## WHAT YOU HAVE TO DO:
Rewrite the lines from the one containing "- field-cell: [161, 176, 166, 181]" through the one containing "- field-cell: [179, 210, 184, 214]", putting "grid-cell" wherever "field-cell" appears and changing nothing else. Return only those lines.

## EXCERPTED DATA:
•••

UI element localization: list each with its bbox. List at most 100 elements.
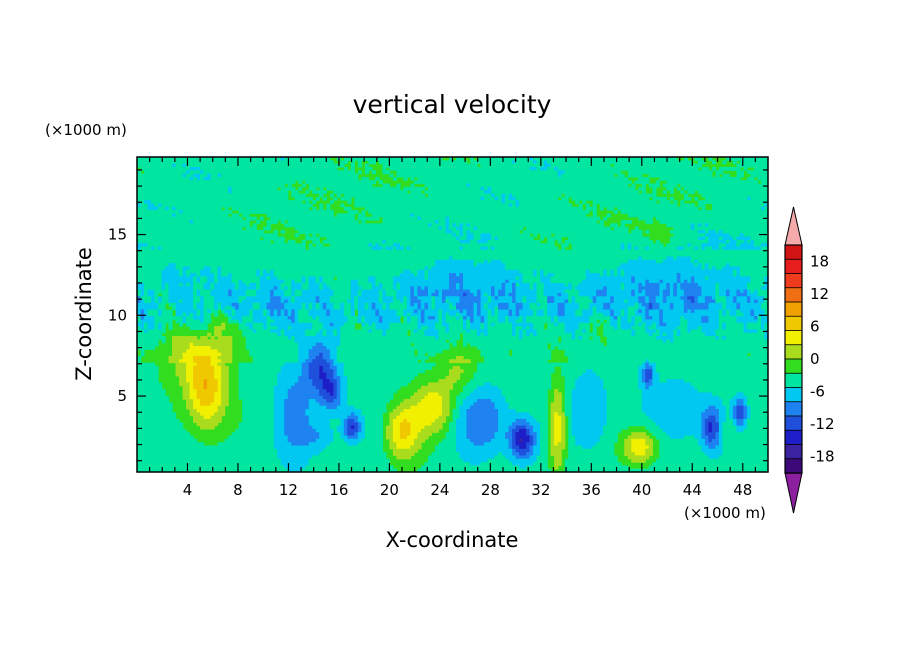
- field-cell: [161, 176, 166, 181]
- field-cell: [193, 418, 198, 423]
- field-cell: [165, 395, 170, 400]
- field-cell: [193, 359, 198, 364]
- field-cell: [137, 428, 142, 433]
- field-cell: [200, 452, 205, 457]
- field-cell: [210, 306, 215, 311]
- field-cell: [165, 210, 170, 214]
- field-cell: [186, 462, 191, 466]
- field-cell: [210, 216, 215, 221]
- field-cell: [147, 276, 152, 281]
- field-cell: [203, 372, 208, 377]
- field-cell: [144, 213, 149, 218]
- field-cell: [182, 279, 187, 284]
- field-cell: [210, 170, 215, 175]
- field-cell: [161, 226, 166, 231]
- field-cell: [196, 246, 201, 251]
- field-cell: [172, 452, 177, 457]
- field-cell: [172, 359, 177, 364]
- field-cell: [182, 336, 187, 340]
- field-cell: [161, 233, 166, 238]
- field-cell: [210, 279, 215, 284]
- field-cell: [144, 326, 149, 331]
- field-cell: [207, 306, 212, 311]
- field-cell: [182, 253, 187, 258]
- field-cell: [186, 296, 191, 301]
- field-cell: [151, 462, 156, 466]
- field-cell: [144, 157, 149, 161]
- field-cell: [340, 196, 345, 201]
- field-cell: [189, 253, 194, 258]
- field-cell: [144, 468, 149, 472]
- field-cell: [161, 236, 166, 241]
- field-cell: [179, 210, 184, 214]
- field-cell: [137, 365, 142, 370]
- field-cell: [158, 263, 163, 268]
- field-cell: [182, 428, 187, 433]
- field-cell: [252, 210, 257, 214]
- field-cell: [182, 442, 187, 447]
- field-cell: [144, 259, 149, 264]
- field-cell: [154, 322, 159, 327]
- field-cell: [154, 220, 159, 224]
- field-cell: [196, 389, 201, 394]
- field-cell: [235, 206, 240, 211]
- field-cell: [179, 448, 184, 453]
- field-cell: [168, 203, 173, 208]
- field-cell: [200, 372, 205, 377]
- field-cell: [151, 226, 156, 231]
- field-cell: [200, 399, 205, 403]
- field-cell: [158, 392, 163, 397]
- field-cell: [147, 253, 152, 258]
- field-cell: [168, 253, 173, 258]
- field-cell: [182, 389, 187, 394]
- field-cell: [154, 163, 159, 168]
- field-cell: [210, 448, 215, 453]
- field-cell: [203, 365, 208, 370]
- field-cell: [161, 399, 166, 403]
- field-cell: [182, 200, 187, 205]
- field-cell: [144, 302, 149, 307]
- field-cell: [189, 342, 194, 347]
- field-cell: [203, 213, 208, 218]
- field-cell: [186, 392, 191, 397]
- field-cell: [182, 392, 187, 397]
- field-cell: [210, 382, 215, 387]
- field-cell: [189, 392, 194, 397]
- field-cell: [137, 399, 142, 403]
- field-cell: [154, 166, 159, 171]
- field-cell: [151, 312, 156, 317]
- field-cell: [179, 166, 184, 171]
- field-cell: [182, 206, 187, 211]
- field-cell: [200, 336, 205, 340]
- field-cell: [196, 422, 201, 427]
- field-cell: [165, 193, 170, 198]
- field-cell: [151, 286, 156, 291]
- field-cell: [165, 220, 170, 224]
- field-cell: [196, 266, 201, 271]
- field-cell: [175, 279, 180, 284]
- field-cell: [151, 170, 156, 175]
- field-cell: [175, 210, 180, 214]
- field-cell: [144, 206, 149, 211]
- field-cell: [137, 203, 142, 208]
- field-cell: [175, 213, 180, 218]
- field-cell: [196, 223, 201, 228]
- field-cell: [200, 196, 205, 201]
- field-cell: [140, 239, 145, 244]
- field-cell: [158, 332, 163, 337]
- field-cell: [179, 206, 184, 211]
- field-cell: [179, 269, 184, 274]
- field-cell: [147, 332, 152, 337]
- field-cell: [144, 312, 149, 317]
- field-cell: [165, 452, 170, 457]
- field-cell: [165, 173, 170, 178]
- field-cell: [165, 166, 170, 171]
- field-cell: [175, 425, 180, 430]
- field-cell: [172, 233, 177, 238]
- field-cell: [196, 322, 201, 327]
- field-cell: [179, 249, 184, 254]
- field-cell: [186, 438, 191, 443]
- field-cell: [137, 375, 142, 380]
- field-cell: [200, 292, 205, 297]
- field-cell: [305, 236, 310, 241]
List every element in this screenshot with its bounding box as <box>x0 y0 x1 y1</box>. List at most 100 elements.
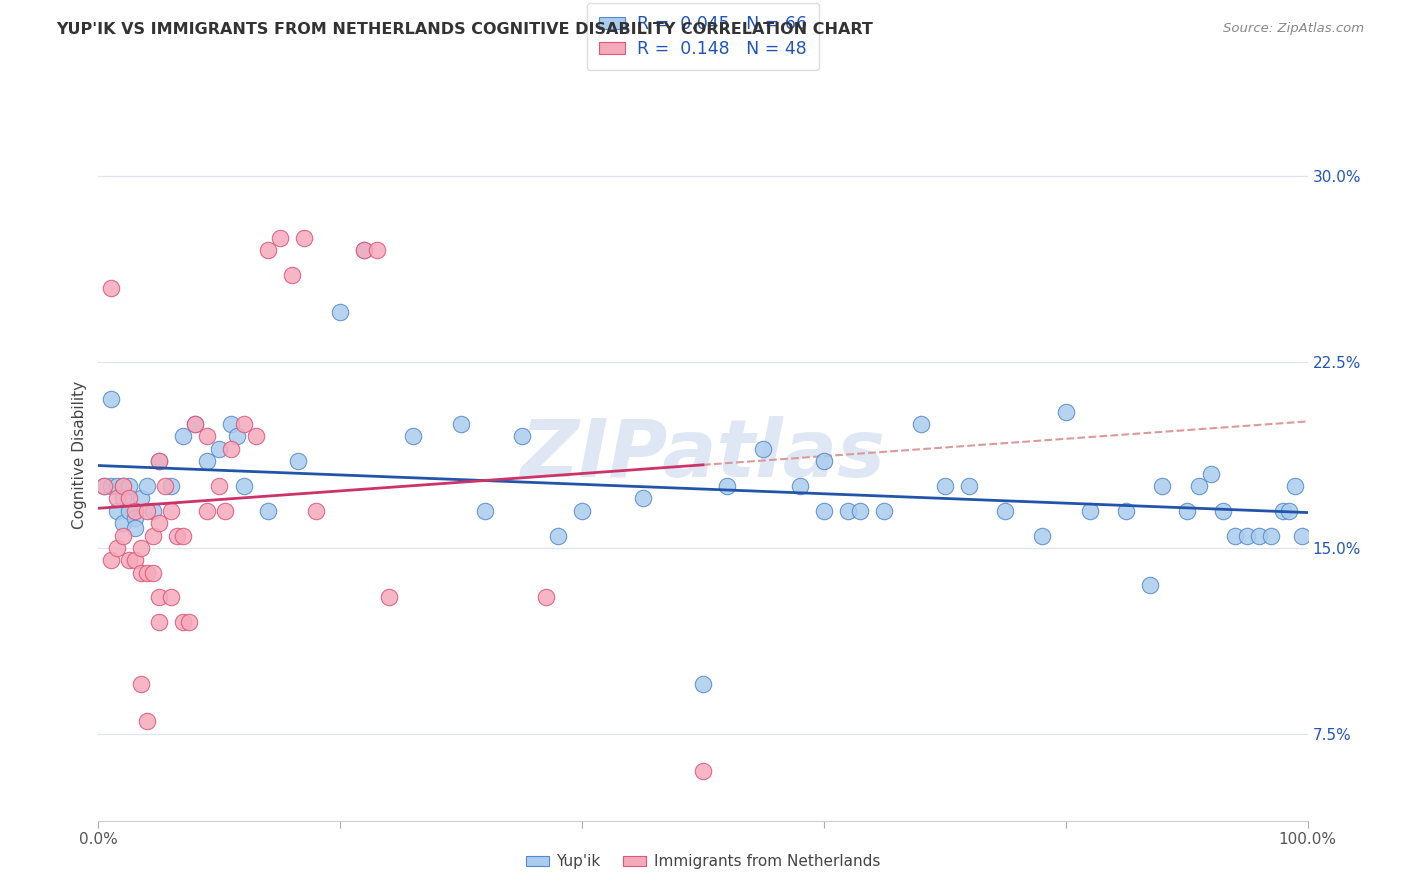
Point <box>148 454 170 468</box>
Point <box>118 553 141 567</box>
Point <box>105 541 128 555</box>
Point <box>221 442 243 456</box>
Point <box>692 764 714 778</box>
Point <box>910 417 932 431</box>
Point <box>179 615 201 630</box>
Point <box>1236 528 1258 542</box>
Point <box>135 714 157 729</box>
Point <box>118 479 141 493</box>
Point <box>631 491 654 506</box>
Point <box>111 479 134 493</box>
Point <box>281 268 304 282</box>
Point <box>160 591 183 605</box>
Point <box>232 417 254 431</box>
Point <box>377 591 399 605</box>
Y-axis label: Cognitive Disability: Cognitive Disability <box>72 381 87 529</box>
Point <box>1152 479 1174 493</box>
Point <box>129 541 152 555</box>
Point <box>226 429 249 443</box>
Point <box>813 504 835 518</box>
Point <box>111 491 134 506</box>
Point <box>1115 504 1137 518</box>
Point <box>160 479 183 493</box>
Point <box>994 504 1017 518</box>
Point <box>305 504 328 518</box>
Point <box>1291 528 1313 542</box>
Point <box>172 429 194 443</box>
Point <box>1284 479 1306 493</box>
Point <box>1272 504 1295 518</box>
Point <box>571 504 593 518</box>
Point <box>256 504 278 518</box>
Point <box>1278 504 1301 518</box>
Point <box>269 231 291 245</box>
Point <box>184 417 207 431</box>
Point <box>160 504 183 518</box>
Point <box>93 479 115 493</box>
Point <box>100 479 122 493</box>
Point <box>873 504 896 518</box>
Text: YUP'IK VS IMMIGRANTS FROM NETHERLANDS COGNITIVE DISABILITY CORRELATION CHART: YUP'IK VS IMMIGRANTS FROM NETHERLANDS CO… <box>56 22 873 37</box>
Point <box>184 417 207 431</box>
Point <box>111 479 134 493</box>
Point <box>135 504 157 518</box>
Point <box>105 504 128 518</box>
Legend: R =  0.045   N = 66, R =  0.148   N = 48: R = 0.045 N = 66, R = 0.148 N = 48 <box>586 3 820 70</box>
Point <box>111 528 134 542</box>
Point <box>208 479 231 493</box>
Point <box>135 479 157 493</box>
Point <box>172 615 194 630</box>
Point <box>813 454 835 468</box>
Point <box>142 528 165 542</box>
Point <box>232 479 254 493</box>
Point <box>124 521 146 535</box>
Point <box>148 516 170 530</box>
Point <box>1175 504 1198 518</box>
Point <box>1054 404 1077 418</box>
Point <box>287 454 309 468</box>
Point <box>129 491 152 506</box>
Point <box>1199 467 1222 481</box>
Point <box>366 244 388 258</box>
Point <box>510 429 533 443</box>
Point <box>100 553 122 567</box>
Point <box>957 479 980 493</box>
Point <box>214 504 236 518</box>
Point <box>100 392 122 406</box>
Point <box>692 677 714 691</box>
Point <box>142 504 165 518</box>
Point <box>849 504 872 518</box>
Point <box>1249 528 1271 542</box>
Point <box>1260 528 1282 542</box>
Text: Source: ZipAtlas.com: Source: ZipAtlas.com <box>1223 22 1364 36</box>
Point <box>153 479 176 493</box>
Point <box>129 566 152 580</box>
Point <box>450 417 472 431</box>
Point <box>124 504 146 518</box>
Point <box>221 417 243 431</box>
Point <box>195 429 218 443</box>
Point <box>353 244 375 258</box>
Point <box>135 566 157 580</box>
Point <box>118 491 141 506</box>
Point <box>124 553 146 567</box>
Point <box>1212 504 1234 518</box>
Point <box>129 677 152 691</box>
Point <box>1139 578 1161 592</box>
Point <box>547 528 569 542</box>
Point <box>329 305 352 319</box>
Point <box>105 479 128 493</box>
Point <box>292 231 315 245</box>
Point <box>245 429 267 443</box>
Point <box>1078 504 1101 518</box>
Point <box>402 429 425 443</box>
Text: ZIPatlas: ZIPatlas <box>520 416 886 494</box>
Legend: Yup'ik, Immigrants from Netherlands: Yup'ik, Immigrants from Netherlands <box>520 848 886 875</box>
Point <box>789 479 811 493</box>
Point <box>166 528 188 542</box>
Point <box>124 511 146 525</box>
Point <box>256 244 278 258</box>
Point <box>111 516 134 530</box>
Point <box>172 528 194 542</box>
Point <box>353 244 375 258</box>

•••

## TASK SOLUTION:
- grid-cell: [161, 176, 166, 181]
- grid-cell: [193, 418, 198, 423]
- grid-cell: [165, 395, 170, 400]
- grid-cell: [193, 359, 198, 364]
- grid-cell: [137, 428, 142, 433]
- grid-cell: [200, 452, 205, 457]
- grid-cell: [210, 306, 215, 311]
- grid-cell: [165, 210, 170, 214]
- grid-cell: [186, 462, 191, 466]
- grid-cell: [210, 216, 215, 221]
- grid-cell: [147, 276, 152, 281]
- grid-cell: [203, 372, 208, 377]
- grid-cell: [144, 213, 149, 218]
- grid-cell: [182, 279, 187, 284]
- grid-cell: [210, 170, 215, 175]
- grid-cell: [161, 226, 166, 231]
- grid-cell: [196, 246, 201, 251]
- grid-cell: [172, 452, 177, 457]
- grid-cell: [172, 359, 177, 364]
- grid-cell: [182, 336, 187, 340]
- grid-cell: [161, 233, 166, 238]
- grid-cell: [210, 279, 215, 284]
- grid-cell: [144, 326, 149, 331]
- grid-cell: [207, 306, 212, 311]
- grid-cell: [182, 253, 187, 258]
- grid-cell: [186, 296, 191, 301]
- grid-cell: [151, 462, 156, 466]
- grid-cell: [144, 157, 149, 161]
- grid-cell: [340, 196, 345, 201]
- grid-cell: [189, 253, 194, 258]
- grid-cell: [144, 468, 149, 472]
- grid-cell: [161, 236, 166, 241]
- grid-cell: [179, 210, 184, 214]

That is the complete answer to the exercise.